[Exercise objective]
Pictures aside, quote the whole listing exactly.

[Provided records]
+--

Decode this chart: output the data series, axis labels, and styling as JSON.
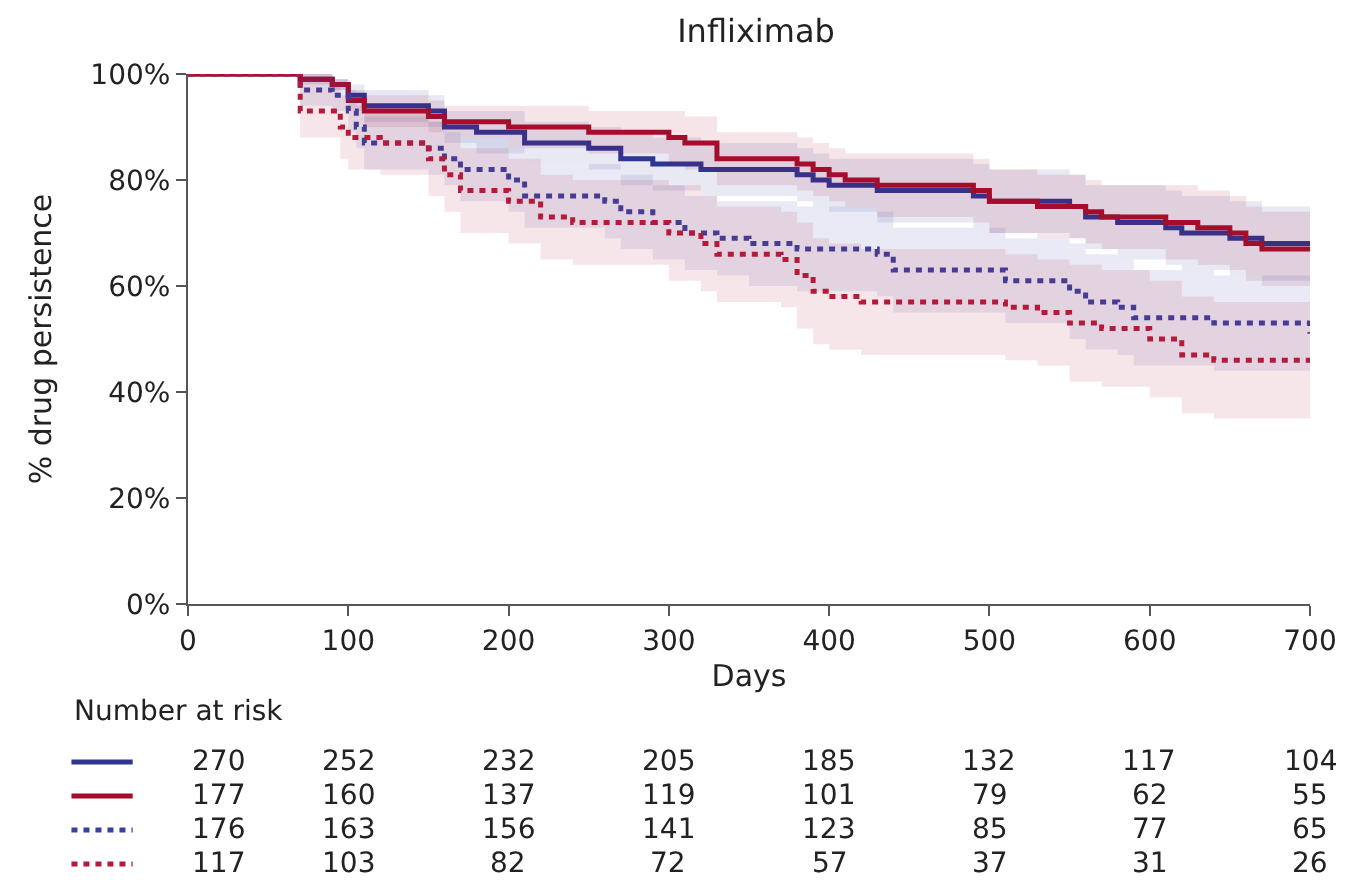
{
  "chart_data": {
    "type": "step",
    "title": "Infliximab",
    "xlabel": "Days",
    "ylabel": "% drug persistence",
    "xlim": [
      0,
      700
    ],
    "xticks": [
      0,
      100,
      200,
      300,
      400,
      500,
      600,
      700
    ],
    "ylim": [
      0,
      100
    ],
    "yticks": [
      {
        "value": 0,
        "label": "0%"
      },
      {
        "value": 20,
        "label": "20%"
      },
      {
        "value": 40,
        "label": "40%"
      },
      {
        "value": 60,
        "label": "60%"
      },
      {
        "value": 80,
        "label": "80%"
      },
      {
        "value": 100,
        "label": "100%"
      }
    ],
    "series": [
      {
        "color": "#2e3592",
        "line_style": "solid",
        "x": [
          0,
          70,
          90,
          100,
          110,
          150,
          160,
          180,
          210,
          250,
          270,
          290,
          320,
          380,
          390,
          400,
          430,
          480,
          490,
          500,
          550,
          560,
          580,
          610,
          620,
          650,
          670,
          700
        ],
        "values": [
          100,
          99,
          98,
          96,
          94,
          93,
          90,
          89,
          87,
          86,
          84,
          83,
          82,
          81,
          80,
          79,
          78,
          78,
          77,
          76,
          75,
          73,
          72,
          71,
          70,
          69,
          68,
          68
        ],
        "lower": [
          100,
          98,
          97,
          94,
          91,
          90,
          87,
          85,
          83,
          82,
          79,
          78,
          77,
          76,
          75,
          74,
          72,
          72,
          71,
          70,
          69,
          67,
          65,
          64,
          63,
          62,
          61,
          61
        ],
        "upper": [
          100,
          100,
          99,
          98,
          97,
          96,
          93,
          93,
          91,
          90,
          89,
          88,
          87,
          86,
          85,
          84,
          84,
          84,
          83,
          82,
          81,
          79,
          79,
          78,
          77,
          76,
          75,
          75
        ]
      },
      {
        "color": "#a50d2d",
        "line_style": "solid",
        "x": [
          0,
          70,
          90,
          100,
          110,
          150,
          160,
          200,
          250,
          300,
          310,
          330,
          380,
          390,
          400,
          410,
          430,
          490,
          500,
          530,
          560,
          570,
          610,
          630,
          650,
          660,
          670,
          700
        ],
        "values": [
          100,
          99,
          98,
          95,
          93,
          92,
          91,
          90,
          89,
          88,
          87,
          84,
          83,
          82,
          81,
          80,
          79,
          78,
          76,
          75,
          74,
          73,
          72,
          71,
          70,
          68,
          67,
          67
        ],
        "lower": [
          100,
          98,
          97,
          93,
          90,
          89,
          88,
          86,
          85,
          83,
          82,
          79,
          78,
          77,
          76,
          75,
          73,
          72,
          70,
          69,
          68,
          67,
          65,
          64,
          63,
          61,
          60,
          60
        ],
        "upper": [
          100,
          100,
          99,
          97,
          96,
          95,
          94,
          94,
          93,
          93,
          92,
          89,
          88,
          87,
          86,
          85,
          85,
          84,
          82,
          81,
          80,
          79,
          79,
          78,
          77,
          75,
          74,
          74
        ]
      },
      {
        "color": "#3a40a0",
        "line_style": "dotted",
        "x": [
          0,
          70,
          90,
          100,
          105,
          110,
          150,
          160,
          170,
          200,
          210,
          260,
          270,
          290,
          310,
          330,
          350,
          380,
          430,
          440,
          500,
          510,
          550,
          560,
          580,
          590,
          630,
          640,
          690,
          700
        ],
        "values": [
          100,
          97,
          96,
          93,
          90,
          87,
          86,
          84,
          82,
          80,
          77,
          76,
          74,
          72,
          70,
          69,
          68,
          67,
          66,
          63,
          63,
          61,
          59,
          57,
          56,
          54,
          54,
          53,
          53,
          51
        ],
        "lower": [
          100,
          94,
          93,
          89,
          86,
          82,
          81,
          79,
          76,
          74,
          71,
          69,
          67,
          65,
          63,
          62,
          60,
          59,
          58,
          55,
          55,
          53,
          50,
          48,
          47,
          45,
          45,
          44,
          44,
          42
        ],
        "upper": [
          100,
          100,
          99,
          97,
          94,
          92,
          91,
          89,
          88,
          86,
          83,
          83,
          81,
          79,
          77,
          76,
          76,
          75,
          74,
          71,
          71,
          69,
          68,
          66,
          65,
          63,
          63,
          62,
          62,
          60
        ]
      },
      {
        "color": "#b51a3a",
        "line_style": "dotted",
        "x": [
          0,
          70,
          95,
          100,
          120,
          150,
          160,
          170,
          200,
          220,
          240,
          300,
          320,
          330,
          370,
          380,
          390,
          400,
          420,
          510,
          530,
          550,
          570,
          600,
          620,
          640,
          700
        ],
        "values": [
          100,
          93,
          90,
          88,
          87,
          84,
          81,
          78,
          76,
          73,
          72,
          70,
          68,
          66,
          65,
          62,
          59,
          58,
          57,
          56,
          55,
          53,
          52,
          50,
          47,
          46,
          45
        ],
        "lower": [
          100,
          88,
          84,
          82,
          81,
          77,
          74,
          70,
          68,
          65,
          64,
          61,
          59,
          57,
          56,
          52,
          49,
          48,
          47,
          46,
          45,
          42,
          41,
          39,
          36,
          35,
          34
        ],
        "upper": [
          100,
          98,
          96,
          94,
          93,
          91,
          88,
          86,
          84,
          81,
          80,
          79,
          77,
          75,
          74,
          72,
          69,
          68,
          67,
          66,
          65,
          64,
          63,
          61,
          58,
          57,
          56
        ]
      }
    ],
    "annotations": [
      "Number at risk",
      "270",
      "252",
      "232",
      "205",
      "185",
      "132",
      "117",
      "104",
      "177",
      "160",
      "137",
      "119",
      "101",
      "79",
      "62",
      "55",
      "176",
      "163",
      "156",
      "141",
      "123",
      "85",
      "77",
      "65",
      "117",
      "103",
      "82",
      "72",
      "57",
      "37",
      "31",
      "26"
    ]
  }
}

+--

[Complete answer]
Decode this chart: output the data series, axis labels, and styling as JSON.
{
  "chart_data": {
    "type": "step",
    "title": "Infliximab",
    "xlabel": "Days",
    "ylabel": "% drug persistence",
    "xlim": [
      0,
      700
    ],
    "xticks": [
      0,
      100,
      200,
      300,
      400,
      500,
      600,
      700
    ],
    "ylim": [
      0,
      100
    ],
    "yticks": [
      {
        "value": 0,
        "label": "0%"
      },
      {
        "value": 20,
        "label": "20%"
      },
      {
        "value": 40,
        "label": "40%"
      },
      {
        "value": 60,
        "label": "60%"
      },
      {
        "value": 80,
        "label": "80%"
      },
      {
        "value": 100,
        "label": "100%"
      }
    ],
    "series": [
      {
        "color": "#2e3592",
        "line_style": "solid",
        "x": [
          0,
          70,
          90,
          100,
          110,
          150,
          160,
          180,
          210,
          250,
          270,
          290,
          320,
          380,
          390,
          400,
          430,
          480,
          490,
          500,
          550,
          560,
          580,
          610,
          620,
          650,
          670,
          700
        ],
        "values": [
          100,
          99,
          98,
          96,
          94,
          93,
          90,
          89,
          87,
          86,
          84,
          83,
          82,
          81,
          80,
          79,
          78,
          78,
          77,
          76,
          75,
          73,
          72,
          71,
          70,
          69,
          68,
          68
        ],
        "lower": [
          100,
          98,
          97,
          94,
          91,
          90,
          87,
          85,
          83,
          82,
          79,
          78,
          77,
          76,
          75,
          74,
          72,
          72,
          71,
          70,
          69,
          67,
          65,
          64,
          63,
          62,
          61,
          61
        ],
        "upper": [
          100,
          100,
          99,
          98,
          97,
          96,
          93,
          93,
          91,
          90,
          89,
          88,
          87,
          86,
          85,
          84,
          84,
          84,
          83,
          82,
          81,
          79,
          79,
          78,
          77,
          76,
          75,
          75
        ]
      },
      {
        "color": "#a50d2d",
        "line_style": "solid",
        "x": [
          0,
          70,
          90,
          100,
          110,
          150,
          160,
          200,
          250,
          300,
          310,
          330,
          380,
          390,
          400,
          410,
          430,
          490,
          500,
          530,
          560,
          570,
          610,
          630,
          650,
          660,
          670,
          700
        ],
        "values": [
          100,
          99,
          98,
          95,
          93,
          92,
          91,
          90,
          89,
          88,
          87,
          84,
          83,
          82,
          81,
          80,
          79,
          78,
          76,
          75,
          74,
          73,
          72,
          71,
          70,
          68,
          67,
          67
        ],
        "lower": [
          100,
          98,
          97,
          93,
          90,
          89,
          88,
          86,
          85,
          83,
          82,
          79,
          78,
          77,
          76,
          75,
          73,
          72,
          70,
          69,
          68,
          67,
          65,
          64,
          63,
          61,
          60,
          60
        ],
        "upper": [
          100,
          100,
          99,
          97,
          96,
          95,
          94,
          94,
          93,
          93,
          92,
          89,
          88,
          87,
          86,
          85,
          85,
          84,
          82,
          81,
          80,
          79,
          79,
          78,
          77,
          75,
          74,
          74
        ]
      },
      {
        "color": "#3a40a0",
        "line_style": "dotted",
        "x": [
          0,
          70,
          90,
          100,
          105,
          110,
          150,
          160,
          170,
          200,
          210,
          260,
          270,
          290,
          310,
          330,
          350,
          380,
          430,
          440,
          500,
          510,
          550,
          560,
          580,
          590,
          630,
          640,
          690,
          700
        ],
        "values": [
          100,
          97,
          96,
          93,
          90,
          87,
          86,
          84,
          82,
          80,
          77,
          76,
          74,
          72,
          70,
          69,
          68,
          67,
          66,
          63,
          63,
          61,
          59,
          57,
          56,
          54,
          54,
          53,
          53,
          51
        ],
        "lower": [
          100,
          94,
          93,
          89,
          86,
          82,
          81,
          79,
          76,
          74,
          71,
          69,
          67,
          65,
          63,
          62,
          60,
          59,
          58,
          55,
          55,
          53,
          50,
          48,
          47,
          45,
          45,
          44,
          44,
          42
        ],
        "upper": [
          100,
          100,
          99,
          97,
          94,
          92,
          91,
          89,
          88,
          86,
          83,
          83,
          81,
          79,
          77,
          76,
          76,
          75,
          74,
          71,
          71,
          69,
          68,
          66,
          65,
          63,
          63,
          62,
          62,
          60
        ]
      },
      {
        "color": "#b51a3a",
        "line_style": "dotted",
        "x": [
          0,
          70,
          95,
          100,
          120,
          150,
          160,
          170,
          200,
          220,
          240,
          300,
          320,
          330,
          370,
          380,
          390,
          400,
          420,
          510,
          530,
          550,
          570,
          600,
          620,
          640,
          700
        ],
        "values": [
          100,
          93,
          90,
          88,
          87,
          84,
          81,
          78,
          76,
          73,
          72,
          70,
          68,
          66,
          65,
          62,
          59,
          58,
          57,
          56,
          55,
          53,
          52,
          50,
          47,
          46,
          45
        ],
        "lower": [
          100,
          88,
          84,
          82,
          81,
          77,
          74,
          70,
          68,
          65,
          64,
          61,
          59,
          57,
          56,
          52,
          49,
          48,
          47,
          46,
          45,
          42,
          41,
          39,
          36,
          35,
          34
        ],
        "upper": [
          100,
          98,
          96,
          94,
          93,
          91,
          88,
          86,
          84,
          81,
          80,
          79,
          77,
          75,
          74,
          72,
          69,
          68,
          67,
          66,
          65,
          64,
          63,
          61,
          58,
          57,
          56
        ]
      }
    ],
    "annotations": [
      "Number at risk",
      "270",
      "252",
      "232",
      "205",
      "185",
      "132",
      "117",
      "104",
      "177",
      "160",
      "137",
      "119",
      "101",
      "79",
      "62",
      "55",
      "176",
      "163",
      "156",
      "141",
      "123",
      "85",
      "77",
      "65",
      "117",
      "103",
      "82",
      "72",
      "57",
      "37",
      "31",
      "26"
    ]
  }
}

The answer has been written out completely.